EXERCISE BRIEF: Select lines where the word "xlabel" appears.

PROVIDED ENTRIES:

════

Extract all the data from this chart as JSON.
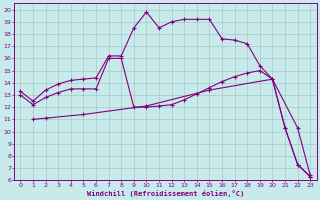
{
  "xlabel": "Windchill (Refroidissement éolien,°C)",
  "bg_color": "#c8eaea",
  "grid_color": "#9fbfbf",
  "line_color": "#800080",
  "xlim": [
    -0.5,
    23.5
  ],
  "ylim": [
    6,
    20.5
  ],
  "xticks": [
    0,
    1,
    2,
    3,
    4,
    5,
    6,
    7,
    8,
    9,
    10,
    11,
    12,
    13,
    14,
    15,
    16,
    17,
    18,
    19,
    20,
    21,
    22,
    23
  ],
  "yticks": [
    6,
    7,
    8,
    9,
    10,
    11,
    12,
    13,
    14,
    15,
    16,
    17,
    18,
    19,
    20
  ],
  "line1_x": [
    0,
    1,
    2,
    3,
    4,
    5,
    6,
    7,
    8,
    9,
    10,
    11,
    12,
    13,
    14,
    15,
    16,
    17,
    18,
    19,
    20,
    21,
    22,
    23
  ],
  "line1_y": [
    13.3,
    12.5,
    13.4,
    13.9,
    14.2,
    14.3,
    14.4,
    16.2,
    16.2,
    18.5,
    19.8,
    18.5,
    19.0,
    19.2,
    19.2,
    19.2,
    17.6,
    17.5,
    17.2,
    15.4,
    14.3,
    10.3,
    7.3,
    6.3
  ],
  "line2_x": [
    0,
    1,
    2,
    3,
    4,
    5,
    6,
    7,
    8,
    9,
    10,
    11,
    12,
    13,
    14,
    15,
    16,
    17,
    18,
    19,
    20,
    21,
    22,
    23
  ],
  "line2_y": [
    13.0,
    12.2,
    12.8,
    13.2,
    13.5,
    13.5,
    13.5,
    16.0,
    16.0,
    12.0,
    12.0,
    12.1,
    12.2,
    12.6,
    13.1,
    13.6,
    14.1,
    14.5,
    14.8,
    15.0,
    14.3,
    10.3,
    7.3,
    6.3
  ],
  "line3_x": [
    1,
    2,
    5,
    10,
    15,
    20,
    22,
    23
  ],
  "line3_y": [
    11.0,
    11.1,
    11.4,
    12.1,
    13.4,
    14.3,
    10.3,
    6.4
  ],
  "markersize": 2.5
}
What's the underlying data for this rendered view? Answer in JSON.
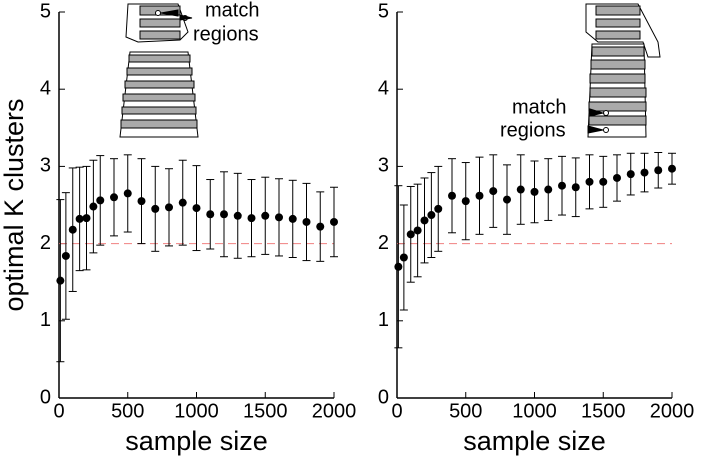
{
  "chart_data": [
    {
      "type": "errorbar",
      "y_label": "optimal K clusters",
      "x_label": "sample size",
      "annotation": [
        "match",
        "regions"
      ],
      "x": [
        10,
        50,
        100,
        150,
        200,
        250,
        300,
        400,
        500,
        600,
        700,
        800,
        900,
        1000,
        1100,
        1200,
        1300,
        1400,
        1500,
        1600,
        1700,
        1800,
        1900,
        2000
      ],
      "series": [
        {
          "color": "#000000",
          "values": [
            1.52,
            1.84,
            2.18,
            2.32,
            2.33,
            2.48,
            2.56,
            2.6,
            2.65,
            2.55,
            2.45,
            2.47,
            2.53,
            2.46,
            2.38,
            2.38,
            2.36,
            2.33,
            2.36,
            2.34,
            2.32,
            2.28,
            2.22,
            2.28
          ],
          "errors": [
            1.05,
            0.82,
            0.8,
            0.67,
            0.67,
            0.6,
            0.58,
            0.5,
            0.5,
            0.55,
            0.55,
            0.5,
            0.55,
            0.55,
            0.45,
            0.55,
            0.55,
            0.5,
            0.5,
            0.5,
            0.5,
            0.5,
            0.45,
            0.45
          ]
        }
      ],
      "reference_line": {
        "value": 2,
        "color": "#f08080"
      },
      "xlim": [
        0,
        2000
      ],
      "xticks": [
        0,
        500,
        1000,
        1500,
        2000
      ],
      "ylim": [
        0,
        5
      ],
      "yticks": [
        0,
        1,
        2,
        3,
        4,
        5
      ]
    },
    {
      "type": "errorbar",
      "x_label": "sample size",
      "annotation": [
        "match",
        "regions"
      ],
      "x": [
        10,
        50,
        100,
        150,
        200,
        250,
        300,
        400,
        500,
        600,
        700,
        800,
        900,
        1000,
        1100,
        1200,
        1300,
        1400,
        1500,
        1600,
        1700,
        1800,
        1900,
        2000
      ],
      "series": [
        {
          "color": "#000000",
          "values": [
            1.7,
            1.82,
            2.12,
            2.17,
            2.3,
            2.37,
            2.45,
            2.62,
            2.55,
            2.62,
            2.68,
            2.57,
            2.7,
            2.67,
            2.7,
            2.75,
            2.73,
            2.8,
            2.8,
            2.85,
            2.9,
            2.92,
            2.95,
            2.97
          ],
          "errors": [
            1.05,
            0.68,
            0.62,
            0.6,
            0.55,
            0.55,
            0.55,
            0.48,
            0.5,
            0.5,
            0.47,
            0.45,
            0.45,
            0.4,
            0.4,
            0.38,
            0.38,
            0.35,
            0.33,
            0.3,
            0.27,
            0.25,
            0.23,
            0.2
          ]
        }
      ],
      "reference_line": {
        "value": 2,
        "color": "#f08080"
      },
      "xlim": [
        0,
        2000
      ],
      "xticks": [
        0,
        500,
        1000,
        1500,
        2000
      ],
      "ylim": [
        0,
        5
      ],
      "yticks": [
        0,
        1,
        2,
        3,
        4,
        5
      ]
    }
  ]
}
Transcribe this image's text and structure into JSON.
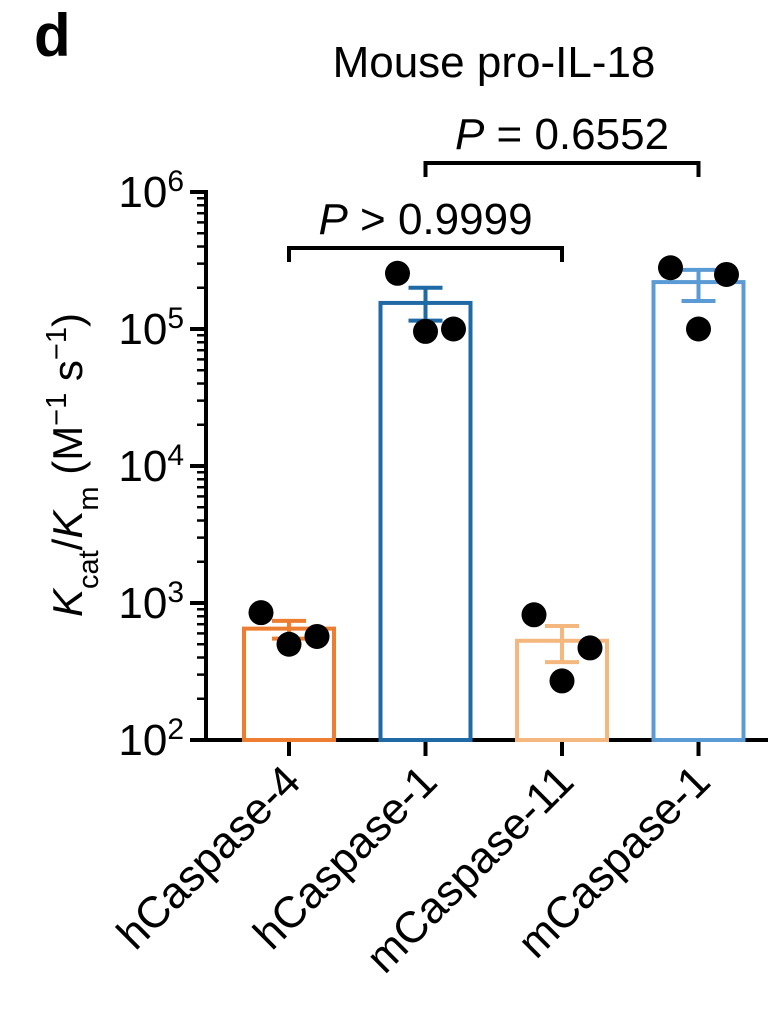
{
  "panel_label": "d",
  "chart_data": {
    "type": "bar",
    "title": "Mouse pro-IL-18",
    "ylabel": {
      "k": "K",
      "cat": "cat",
      "slash": "/",
      "k2": "K",
      "m": "m",
      "units_open": " (M",
      "units_exp1": "−1",
      "units_s": " s",
      "units_exp2": "−1",
      "units_close": ")"
    },
    "yscale": "log",
    "ylim": [
      100,
      1000000
    ],
    "ytick_values": [
      100,
      1000,
      10000,
      100000,
      1000000
    ],
    "ytick_labels": [
      {
        "base": "10",
        "exp": "2"
      },
      {
        "base": "10",
        "exp": "3"
      },
      {
        "base": "10",
        "exp": "4"
      },
      {
        "base": "10",
        "exp": "5"
      },
      {
        "base": "10",
        "exp": "6"
      }
    ],
    "categories": [
      "hCaspase-4",
      "hCaspase-1",
      "mCaspase-11",
      "mCaspase-1"
    ],
    "colors": [
      "#ED7D31",
      "#1F6AA5",
      "#F4B77E",
      "#5B9BD5"
    ],
    "means": [
      650,
      155000,
      530,
      220000
    ],
    "error_low": [
      550,
      115000,
      370,
      160000
    ],
    "error_high": [
      740,
      200000,
      680,
      270000
    ],
    "points": [
      [
        850,
        500,
        570
      ],
      [
        255000,
        96000,
        100000
      ],
      [
        820,
        270,
        470
      ],
      [
        280000,
        100000,
        250000
      ]
    ],
    "comparisons": [
      {
        "from": 0,
        "to": 2,
        "p_symbol": "P",
        "p_text": " > 0.9999",
        "level": 1
      },
      {
        "from": 1,
        "to": 3,
        "p_symbol": "P",
        "p_text": " = 0.6552",
        "level": 2
      }
    ],
    "grid": false,
    "legend": "none"
  }
}
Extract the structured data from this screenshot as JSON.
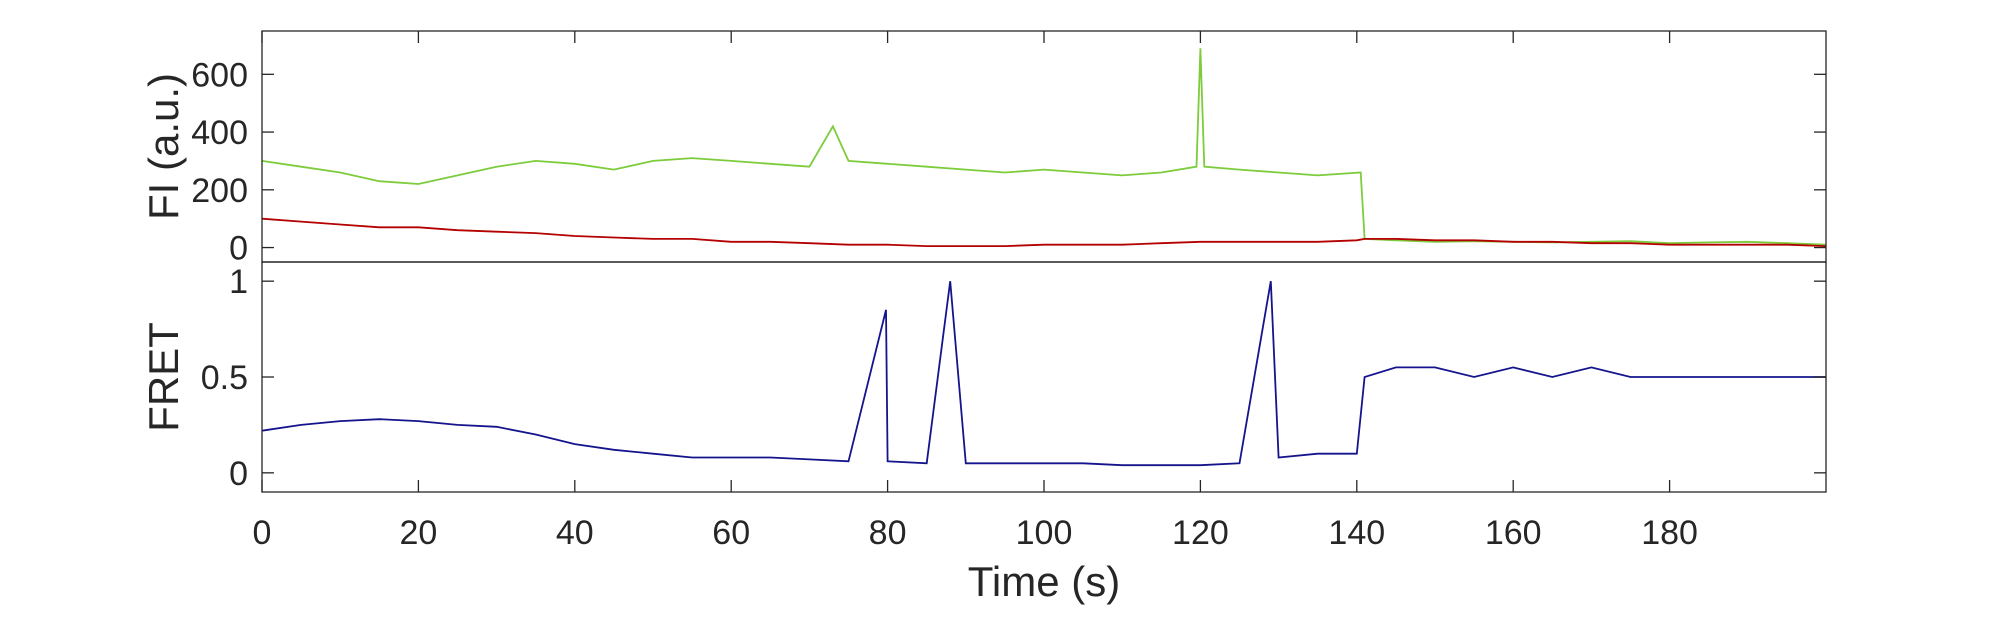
{
  "chart_data": [
    {
      "type": "line",
      "ylabel": "FI (a.u.)",
      "xlim": [
        0,
        200
      ],
      "ylim": [
        -50,
        750
      ],
      "yticks": [
        0,
        200,
        400,
        600
      ],
      "ytick_labels": [
        "0",
        "200",
        "400",
        "600"
      ],
      "grid": false,
      "series": [
        {
          "color": "#7ccc3c",
          "x": [
            0,
            5,
            10,
            15,
            20,
            25,
            30,
            35,
            40,
            45,
            50,
            55,
            60,
            65,
            70,
            73,
            75,
            80,
            85,
            90,
            95,
            100,
            105,
            110,
            115,
            119.5,
            120,
            120.5,
            125,
            130,
            135,
            140.5,
            141,
            145,
            150,
            155,
            160,
            165,
            170,
            175,
            180,
            185,
            190,
            195,
            200
          ],
          "values": [
            300,
            280,
            260,
            230,
            220,
            250,
            280,
            300,
            290,
            270,
            300,
            310,
            300,
            290,
            280,
            420,
            300,
            290,
            280,
            270,
            260,
            270,
            260,
            250,
            260,
            280,
            690,
            280,
            270,
            260,
            250,
            260,
            30,
            25,
            20,
            22,
            20,
            18,
            20,
            22,
            15,
            18,
            20,
            15,
            10
          ]
        },
        {
          "color": "#b40000",
          "x": [
            0,
            5,
            10,
            15,
            20,
            25,
            30,
            35,
            40,
            45,
            50,
            55,
            60,
            65,
            70,
            75,
            80,
            85,
            90,
            95,
            100,
            105,
            110,
            115,
            120,
            125,
            130,
            135,
            140,
            141,
            145,
            150,
            155,
            160,
            165,
            170,
            175,
            180,
            185,
            190,
            195,
            200
          ],
          "values": [
            100,
            90,
            80,
            70,
            70,
            60,
            55,
            50,
            40,
            35,
            30,
            30,
            20,
            20,
            15,
            10,
            10,
            5,
            5,
            5,
            10,
            10,
            10,
            15,
            20,
            20,
            20,
            20,
            25,
            30,
            30,
            25,
            25,
            20,
            20,
            15,
            15,
            10,
            10,
            10,
            10,
            5
          ]
        }
      ]
    },
    {
      "type": "line",
      "xlabel": "Time (s)",
      "ylabel": "FRET",
      "xlim": [
        0,
        200
      ],
      "ylim": [
        -0.1,
        1.1
      ],
      "xticks": [
        0,
        20,
        40,
        60,
        80,
        100,
        120,
        140,
        160,
        180
      ],
      "xtick_labels": [
        "0",
        "20",
        "40",
        "60",
        "80",
        "100",
        "120",
        "140",
        "160",
        "180"
      ],
      "yticks": [
        0,
        0.5,
        1
      ],
      "ytick_labels": [
        "0",
        "0.5",
        "1"
      ],
      "grid": false,
      "series": [
        {
          "color": "#14148c",
          "x": [
            0,
            5,
            10,
            15,
            20,
            25,
            30,
            35,
            40,
            45,
            50,
            55,
            60,
            65,
            70,
            75,
            79.8,
            80,
            85,
            88,
            90,
            95,
            100,
            105,
            110,
            115,
            120,
            125,
            129,
            130,
            135,
            140,
            141,
            145,
            150,
            155,
            160,
            165,
            170,
            175,
            180,
            185,
            190,
            195,
            200
          ],
          "values": [
            0.22,
            0.25,
            0.27,
            0.28,
            0.27,
            0.25,
            0.24,
            0.2,
            0.15,
            0.12,
            0.1,
            0.08,
            0.08,
            0.08,
            0.07,
            0.06,
            0.85,
            0.06,
            0.05,
            1.0,
            0.05,
            0.05,
            0.05,
            0.05,
            0.04,
            0.04,
            0.04,
            0.05,
            1.0,
            0.08,
            0.1,
            0.1,
            0.5,
            0.55,
            0.55,
            0.5,
            0.55,
            0.5,
            0.55,
            0.5,
            0.5,
            0.5,
            0.5,
            0.5,
            0.5
          ]
        }
      ]
    }
  ]
}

════

TASK RESULT:
  "xlabel": "Windchill (Refroidissement éolien,°C)",
      "xlabel": "Time (s)",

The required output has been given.